§ **Direction**:
Work out how many lines of the material below mention the word "screenshot"; reply with the number only.

(Entries from a visual dataset)
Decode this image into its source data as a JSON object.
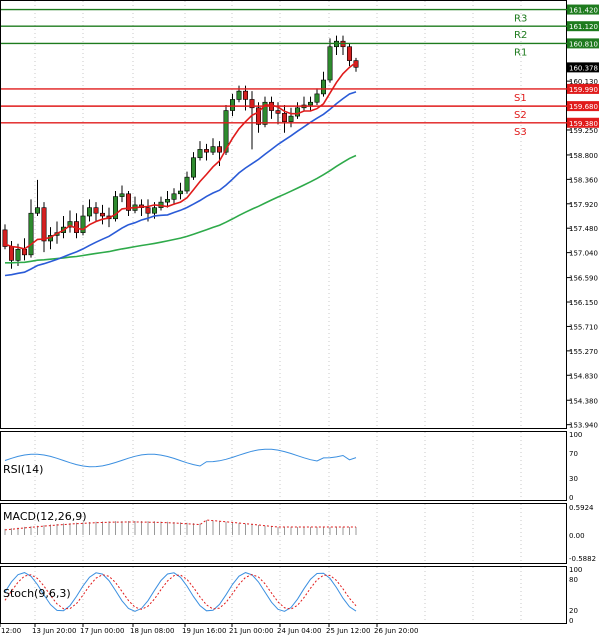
{
  "chart_data": {
    "type": "candlestick",
    "price_axis": {
      "ticks": [
        "161.120",
        "160.810",
        "160.130",
        "159.250",
        "158.800",
        "158.360",
        "157.920",
        "157.480",
        "157.040",
        "156.590",
        "156.150",
        "155.710",
        "155.270",
        "154.830",
        "154.380",
        "153.940"
      ],
      "current": "160.378"
    },
    "levels": [
      {
        "name": "R3",
        "value": 161.42,
        "label": "161.420",
        "color": "#1e7b1e"
      },
      {
        "name": "R2",
        "value": 161.12,
        "label": "161.120",
        "color": "#1e7b1e"
      },
      {
        "name": "R1",
        "value": 160.81,
        "label": "160.810",
        "color": "#1e7b1e"
      },
      {
        "name": "S1",
        "value": 159.99,
        "label": "159.990",
        "color": "#e01b1b"
      },
      {
        "name": "S2",
        "value": 159.68,
        "label": "159.680",
        "color": "#e01b1b"
      },
      {
        "name": "S3",
        "value": 159.38,
        "label": "159.380",
        "color": "#e01b1b"
      }
    ],
    "x_labels": [
      "12:00",
      "13 Jun 20:00",
      "17 Jun 00:00",
      "18 Jun 08:00",
      "19 Jun 16:00",
      "21 Jun 00:00",
      "24 Jun 04:00",
      "25 Jun 12:00",
      "26 Jun 20:00"
    ],
    "candles": [
      [
        157.45,
        157.15,
        157.55,
        157.1
      ],
      [
        157.15,
        156.9,
        157.25,
        156.75
      ],
      [
        156.9,
        157.1,
        157.2,
        156.8
      ],
      [
        157.1,
        157.0,
        157.3,
        156.9
      ],
      [
        157.0,
        157.75,
        158.0,
        156.95
      ],
      [
        157.75,
        157.85,
        158.35,
        157.7
      ],
      [
        157.85,
        157.25,
        157.95,
        157.05
      ],
      [
        157.25,
        157.35,
        157.5,
        157.1
      ],
      [
        157.35,
        157.4,
        157.6,
        157.2
      ],
      [
        157.4,
        157.5,
        157.7,
        157.3
      ],
      [
        157.5,
        157.6,
        157.8,
        157.4
      ],
      [
        157.6,
        157.4,
        157.75,
        157.3
      ],
      [
        157.4,
        157.7,
        157.9,
        157.35
      ],
      [
        157.7,
        157.85,
        158.0,
        157.6
      ],
      [
        157.85,
        157.75,
        157.95,
        157.6
      ],
      [
        157.75,
        157.7,
        157.9,
        157.55
      ],
      [
        157.7,
        157.65,
        157.85,
        157.5
      ],
      [
        157.65,
        158.05,
        158.15,
        157.6
      ],
      [
        158.05,
        158.1,
        158.25,
        157.95
      ],
      [
        158.1,
        157.8,
        158.15,
        157.7
      ],
      [
        157.8,
        157.9,
        158.05,
        157.75
      ],
      [
        157.9,
        157.85,
        158.0,
        157.7
      ],
      [
        157.85,
        157.75,
        158.0,
        157.6
      ],
      [
        157.75,
        157.85,
        157.95,
        157.65
      ],
      [
        157.85,
        157.95,
        158.05,
        157.8
      ],
      [
        157.95,
        158.0,
        158.15,
        157.85
      ],
      [
        158.0,
        158.1,
        158.2,
        157.9
      ],
      [
        158.1,
        158.15,
        158.3,
        158.0
      ],
      [
        158.15,
        158.4,
        158.5,
        158.1
      ],
      [
        158.4,
        158.75,
        158.85,
        158.35
      ],
      [
        158.75,
        158.9,
        159.05,
        158.7
      ],
      [
        158.9,
        158.85,
        159.0,
        158.7
      ],
      [
        158.85,
        158.95,
        159.1,
        158.8
      ],
      [
        158.95,
        158.85,
        159.05,
        158.6
      ],
      [
        158.85,
        159.6,
        159.7,
        158.8
      ],
      [
        159.6,
        159.8,
        159.9,
        159.5
      ],
      [
        159.8,
        159.95,
        160.05,
        159.75
      ],
      [
        159.95,
        159.8,
        160.05,
        159.6
      ],
      [
        159.8,
        159.65,
        159.95,
        158.9
      ],
      [
        159.65,
        159.35,
        159.75,
        159.2
      ],
      [
        159.35,
        159.75,
        159.85,
        159.3
      ],
      [
        159.75,
        159.6,
        159.85,
        159.45
      ],
      [
        159.6,
        159.55,
        159.75,
        159.35
      ],
      [
        159.55,
        159.4,
        159.7,
        159.2
      ],
      [
        159.4,
        159.5,
        159.65,
        159.3
      ],
      [
        159.5,
        159.65,
        159.75,
        159.45
      ],
      [
        159.65,
        159.7,
        159.85,
        159.6
      ],
      [
        159.7,
        159.75,
        159.85,
        159.6
      ],
      [
        159.75,
        159.9,
        160.0,
        159.7
      ],
      [
        159.9,
        160.15,
        160.3,
        159.85
      ],
      [
        160.15,
        160.75,
        160.9,
        160.1
      ],
      [
        160.75,
        160.85,
        160.95,
        160.6
      ],
      [
        160.85,
        160.75,
        160.95,
        160.6
      ],
      [
        160.75,
        160.5,
        160.8,
        160.4
      ],
      [
        160.5,
        160.38,
        160.55,
        160.3
      ]
    ],
    "indicators": [
      {
        "name": "RSI(14)",
        "scale": [
          "100",
          "70",
          "30",
          "0"
        ]
      },
      {
        "name": "MACD(12,26,9)",
        "scale": [
          "0.5924",
          "0.00",
          "-0.5882"
        ]
      },
      {
        "name": "Stoch(9,6,3)",
        "scale": [
          "100",
          "80",
          "20",
          "0"
        ]
      }
    ],
    "colors": {
      "bull": "#2e8b2e",
      "bear": "#d42020",
      "ma_fast": "#e01b1b",
      "ma_mid": "#2a5bd7",
      "ma_slow": "#2eaa4a",
      "rsi": "#3b8fe0",
      "macd_signal": "#e01b1b"
    }
  }
}
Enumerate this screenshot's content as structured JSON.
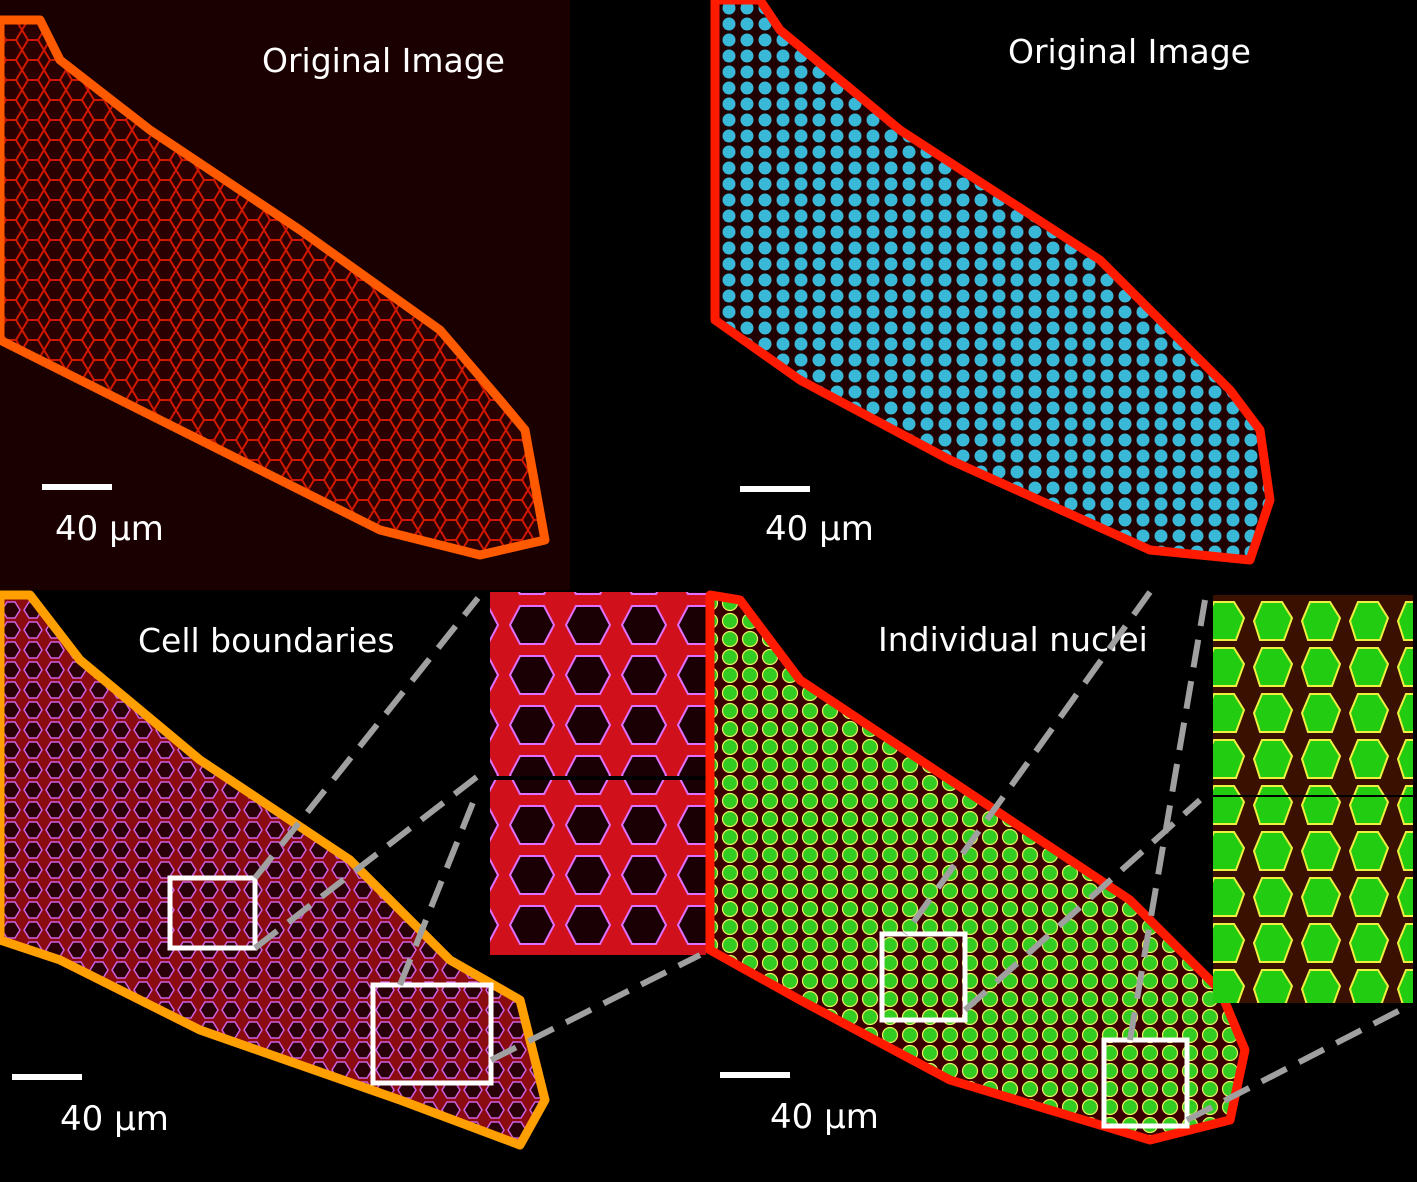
{
  "panels": {
    "top_left": {
      "label": "Original Image",
      "scale_bar": "40 μm"
    },
    "top_right": {
      "label": "Original Image",
      "scale_bar": "40  μm"
    },
    "bottom_left": {
      "label": "Cell boundaries",
      "scale_bar": "40  μm"
    },
    "bottom_right": {
      "label": "Individual nuclei",
      "scale_bar": "40  μm"
    }
  },
  "colors": {
    "membrane": "#ff2a00",
    "membrane_edge": "#ffb000",
    "nuclei": "#3ab8d8",
    "segmented_nuclei": "#33dd22",
    "boundary_outline": "#d060e0",
    "zoom_box": "#ffffff",
    "dashed_connector": "#a0a0a0"
  }
}
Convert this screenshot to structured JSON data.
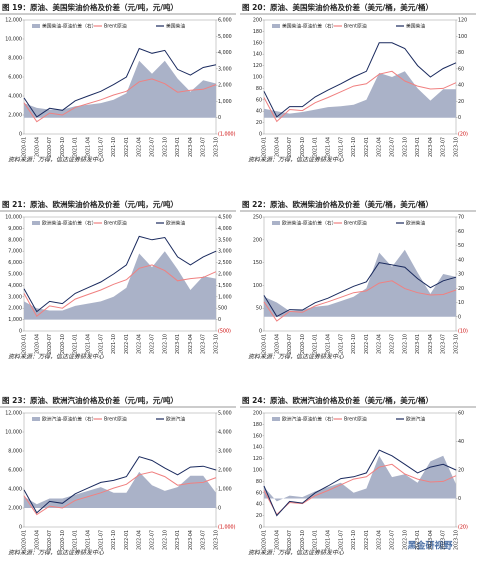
{
  "watermark": "黑金研视野",
  "chart_data": [
    {
      "type": "line",
      "title": "图 19：原油、美国柴油价格及价差（元/吨，元/吨）",
      "source": "资料来源：万得，信达证券研发中心",
      "categories": [
        "2020-01",
        "2020-04",
        "2020-07",
        "2020-10",
        "2021-01",
        "2021-04",
        "2021-07",
        "2021-10",
        "2022-01",
        "2022-04",
        "2022-07",
        "2022-10",
        "2023-01",
        "2023-04",
        "2023-07",
        "2023-10"
      ],
      "series": [
        {
          "name": "美国柴油-原油价差（右）",
          "color": "#aab2c8",
          "axis": "y2",
          "values": [
            900,
            600,
            500,
            500,
            700,
            800,
            900,
            1100,
            1500,
            3500,
            2700,
            3500,
            2400,
            1600,
            2300,
            2100
          ]
        },
        {
          "name": "Brent原油",
          "color": "#f08080",
          "values": [
            3300,
            1300,
            2200,
            2000,
            2800,
            3200,
            3600,
            4100,
            4500,
            5500,
            5800,
            5300,
            4400,
            4600,
            4700,
            5200
          ]
        },
        {
          "name": "美国柴油",
          "color": "#1a2a5e",
          "values": [
            3800,
            1800,
            2700,
            2500,
            3500,
            4000,
            4500,
            5200,
            6000,
            9000,
            8500,
            8800,
            6800,
            6200,
            7000,
            7300
          ]
        }
      ],
      "ylim": [
        0,
        12000
      ],
      "yticks": [
        0,
        {
          "value": 2000,
          "label": "2,000"
        },
        {
          "value": 4000,
          "label": "4,000"
        },
        {
          "value": 6000,
          "label": "6,000"
        },
        {
          "value": 8000,
          "label": "8,000"
        },
        {
          "value": 10000,
          "label": "10,000"
        },
        {
          "value": 12000,
          "label": "12,000"
        }
      ],
      "y2lim": [
        -1000,
        6000
      ],
      "y2ticks": [
        {
          "value": -1000,
          "label": "(1,000)"
        },
        0,
        {
          "value": 1000,
          "label": "1,000"
        },
        {
          "value": 2000,
          "label": "2,000"
        },
        {
          "value": 3000,
          "label": "3,000"
        },
        {
          "value": 4000,
          "label": "4,000"
        },
        {
          "value": 5000,
          "label": "5,000"
        },
        {
          "value": 6000,
          "label": "6,000"
        }
      ]
    },
    {
      "type": "line",
      "title": "图 20：原油、美国柴油价格及价差（美元/桶，美元/桶）",
      "source": "资料来源：万得，信达证券研发中心",
      "categories": [
        "2020-01",
        "2020-04",
        "2020-07",
        "2020-10",
        "2021-01",
        "2021-04",
        "2021-07",
        "2021-10",
        "2022-01",
        "2022-04",
        "2022-07",
        "2022-10",
        "2023-01",
        "2023-04",
        "2023-07",
        "2023-10"
      ],
      "series": [
        {
          "name": "美国柴油-原油价差（右）",
          "color": "#aab2c8",
          "axis": "y2",
          "values": [
            11,
            8,
            5,
            7,
            10,
            13,
            14,
            16,
            22,
            55,
            50,
            57,
            36,
            21,
            35,
            35
          ]
        },
        {
          "name": "Brent原油",
          "color": "#f08080",
          "values": [
            64,
            22,
            43,
            41,
            55,
            64,
            74,
            84,
            88,
            105,
            110,
            93,
            84,
            79,
            80,
            90
          ]
        },
        {
          "name": "美国柴油",
          "color": "#1a2a5e",
          "values": [
            75,
            30,
            48,
            48,
            65,
            77,
            88,
            100,
            110,
            160,
            160,
            150,
            120,
            100,
            115,
            125
          ]
        }
      ],
      "ylim": [
        0,
        200
      ],
      "yticks": [
        0,
        20,
        40,
        60,
        80,
        100,
        120,
        140,
        160,
        180,
        200
      ],
      "y2lim": [
        -20,
        120
      ],
      "y2ticks": [
        {
          "value": -20,
          "label": "(20)"
        },
        0,
        20,
        40,
        60,
        80,
        100,
        120
      ]
    },
    {
      "type": "line",
      "title": "图 21：原油、欧洲柴油价格及价差（元/吨，元/吨）",
      "source": "资料来源：万得，信达证券研发中心",
      "categories": [
        "2020-01",
        "2020-04",
        "2020-07",
        "2020-10",
        "2021-01",
        "2021-04",
        "2021-07",
        "2021-10",
        "2022-01",
        "2022-04",
        "2022-07",
        "2022-10",
        "2023-01",
        "2023-04",
        "2023-07",
        "2023-10"
      ],
      "series": [
        {
          "name": "欧洲柴油-原油价差（右）",
          "color": "#aab2c8",
          "axis": "y2",
          "values": [
            800,
            500,
            400,
            400,
            600,
            700,
            800,
            1000,
            1400,
            2900,
            2300,
            3000,
            2200,
            1300,
            1900,
            1800
          ]
        },
        {
          "name": "Brent原油",
          "color": "#f08080",
          "values": [
            3300,
            1300,
            2200,
            2000,
            2800,
            3200,
            3600,
            4100,
            4500,
            5500,
            5800,
            5300,
            4400,
            4600,
            4700,
            5200
          ]
        },
        {
          "name": "欧洲柴油",
          "color": "#1a2a5e",
          "values": [
            3700,
            1700,
            2600,
            2400,
            3300,
            3800,
            4300,
            5000,
            5800,
            8300,
            8000,
            8200,
            6500,
            5800,
            6500,
            7000
          ]
        }
      ],
      "ylim": [
        0,
        10000
      ],
      "yticks": [
        0,
        {
          "value": 1000,
          "label": "1,000"
        },
        {
          "value": 2000,
          "label": "2,000"
        },
        {
          "value": 3000,
          "label": "3,000"
        },
        {
          "value": 4000,
          "label": "4,000"
        },
        {
          "value": 5000,
          "label": "5,000"
        },
        {
          "value": 6000,
          "label": "6,000"
        },
        {
          "value": 7000,
          "label": "7,000"
        },
        {
          "value": 8000,
          "label": "8,000"
        },
        {
          "value": 9000,
          "label": "9,000"
        },
        {
          "value": 10000,
          "label": "10,000"
        }
      ],
      "y2lim": [
        -500,
        4500
      ],
      "y2ticks": [
        {
          "value": -500,
          "label": "(500)"
        },
        0,
        500,
        {
          "value": 1000,
          "label": "1,000"
        },
        {
          "value": 1500,
          "label": "1,500"
        },
        {
          "value": 2000,
          "label": "2,000"
        },
        {
          "value": 2500,
          "label": "2,500"
        },
        {
          "value": 3000,
          "label": "3,000"
        },
        {
          "value": 3500,
          "label": "3,500"
        },
        {
          "value": 4000,
          "label": "4,000"
        },
        {
          "value": 4500,
          "label": "4,500"
        }
      ]
    },
    {
      "type": "line",
      "title": "图 22：原油、欧洲柴油价格及价差（美元/桶，美元/桶）",
      "source": "资料来源：万得，信达证券研发中心",
      "categories": [
        "2020-01",
        "2020-04",
        "2020-07",
        "2020-10",
        "2021-01",
        "2021-04",
        "2021-07",
        "2021-10",
        "2022-01",
        "2022-04",
        "2022-07",
        "2022-10",
        "2023-01",
        "2023-04",
        "2023-07",
        "2023-10"
      ],
      "series": [
        {
          "name": "欧洲柴油-原油价差（右）",
          "color": "#aab2c8",
          "axis": "y2",
          "values": [
            14,
            10,
            4,
            5,
            7,
            8,
            11,
            14,
            20,
            45,
            35,
            47,
            31,
            16,
            30,
            28
          ]
        },
        {
          "name": "Brent原油",
          "color": "#f08080",
          "values": [
            64,
            22,
            43,
            41,
            55,
            64,
            74,
            84,
            88,
            105,
            110,
            93,
            84,
            79,
            80,
            90
          ]
        },
        {
          "name": "欧洲柴油",
          "color": "#1a2a5e",
          "values": [
            78,
            32,
            47,
            46,
            62,
            72,
            85,
            98,
            108,
            150,
            145,
            140,
            115,
            95,
            110,
            118
          ]
        }
      ],
      "ylim": [
        0,
        250
      ],
      "yticks": [
        0,
        50,
        100,
        150,
        200,
        250
      ],
      "y2lim": [
        -10,
        70
      ],
      "y2ticks": [
        {
          "value": -10,
          "label": "(10)"
        },
        0,
        10,
        20,
        30,
        40,
        50,
        60,
        70
      ]
    },
    {
      "type": "line",
      "title": "图 23：原油、欧洲汽油价格及价差（元/吨，元/吨）",
      "source": "资料来源：万得，信达证券研发中心",
      "categories": [
        "2020-01",
        "2020-04",
        "2020-07",
        "2020-10",
        "2021-01",
        "2021-04",
        "2021-07",
        "2021-10",
        "2022-01",
        "2022-04",
        "2022-07",
        "2022-10",
        "2023-01",
        "2023-04",
        "2023-07",
        "2023-10"
      ],
      "series": [
        {
          "name": "欧洲汽油-原油价差（右）",
          "color": "#aab2c8",
          "axis": "y2",
          "values": [
            600,
            200,
            500,
            500,
            700,
            900,
            1100,
            800,
            800,
            1900,
            1200,
            900,
            1100,
            1700,
            1700,
            800
          ]
        },
        {
          "name": "Brent原油",
          "color": "#f08080",
          "values": [
            3300,
            1300,
            2200,
            2000,
            2800,
            3200,
            3600,
            4100,
            4500,
            5500,
            5800,
            5300,
            4400,
            4600,
            4700,
            5200
          ]
        },
        {
          "name": "欧洲汽油",
          "color": "#1a2a5e",
          "values": [
            3900,
            1500,
            2700,
            2500,
            3500,
            4100,
            4700,
            4900,
            5300,
            7400,
            7000,
            6200,
            5500,
            6300,
            6400,
            6000
          ]
        }
      ],
      "ylim": [
        0,
        12000
      ],
      "yticks": [
        0,
        {
          "value": 2000,
          "label": "2,000"
        },
        {
          "value": 4000,
          "label": "4,000"
        },
        {
          "value": 6000,
          "label": "6,000"
        },
        {
          "value": 8000,
          "label": "8,000"
        },
        {
          "value": 10000,
          "label": "10,000"
        },
        {
          "value": 12000,
          "label": "12,000"
        }
      ],
      "y2lim": [
        -1000,
        5000
      ],
      "y2ticks": [
        {
          "value": -1000,
          "label": "(1,000)"
        },
        0,
        {
          "value": 1000,
          "label": "1,000"
        },
        {
          "value": 2000,
          "label": "2,000"
        },
        {
          "value": 3000,
          "label": "3,000"
        },
        {
          "value": 4000,
          "label": "4,000"
        },
        {
          "value": 5000,
          "label": "5,000"
        }
      ]
    },
    {
      "type": "line",
      "title": "图 24：原油、欧洲汽油价格及价差（美元/桶，美元/桶）",
      "source": "资料来源：万得，信达证券研发中心",
      "categories": [
        "2020-01",
        "2020-04",
        "2020-07",
        "2020-10",
        "2021-01",
        "2021-04",
        "2021-07",
        "2021-10",
        "2022-01",
        "2022-04",
        "2022-07",
        "2022-10",
        "2023-01",
        "2023-04",
        "2023-07",
        "2023-10"
      ],
      "series": [
        {
          "name": "欧洲汽油-原油价差（右）",
          "color": "#aab2c8",
          "axis": "y2",
          "values": [
            8,
            -2,
            2,
            1,
            5,
            8,
            11,
            4,
            7,
            30,
            15,
            17,
            11,
            26,
            30,
            10
          ]
        },
        {
          "name": "Brent原油",
          "color": "#f08080",
          "values": [
            64,
            22,
            43,
            41,
            55,
            64,
            74,
            84,
            88,
            105,
            110,
            93,
            84,
            79,
            80,
            90
          ]
        },
        {
          "name": "欧洲汽油",
          "color": "#1a2a5e",
          "values": [
            72,
            20,
            45,
            42,
            60,
            72,
            85,
            88,
            95,
            135,
            125,
            110,
            95,
            105,
            110,
            100
          ]
        }
      ],
      "ylim": [
        0,
        200
      ],
      "yticks": [
        0,
        20,
        40,
        60,
        80,
        100,
        120,
        140,
        160,
        180,
        200
      ],
      "y2lim": [
        -20,
        60
      ],
      "y2ticks": [
        {
          "value": -20,
          "label": "(20)"
        },
        0,
        20,
        40,
        60
      ]
    }
  ]
}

§ **Correct answer**:
2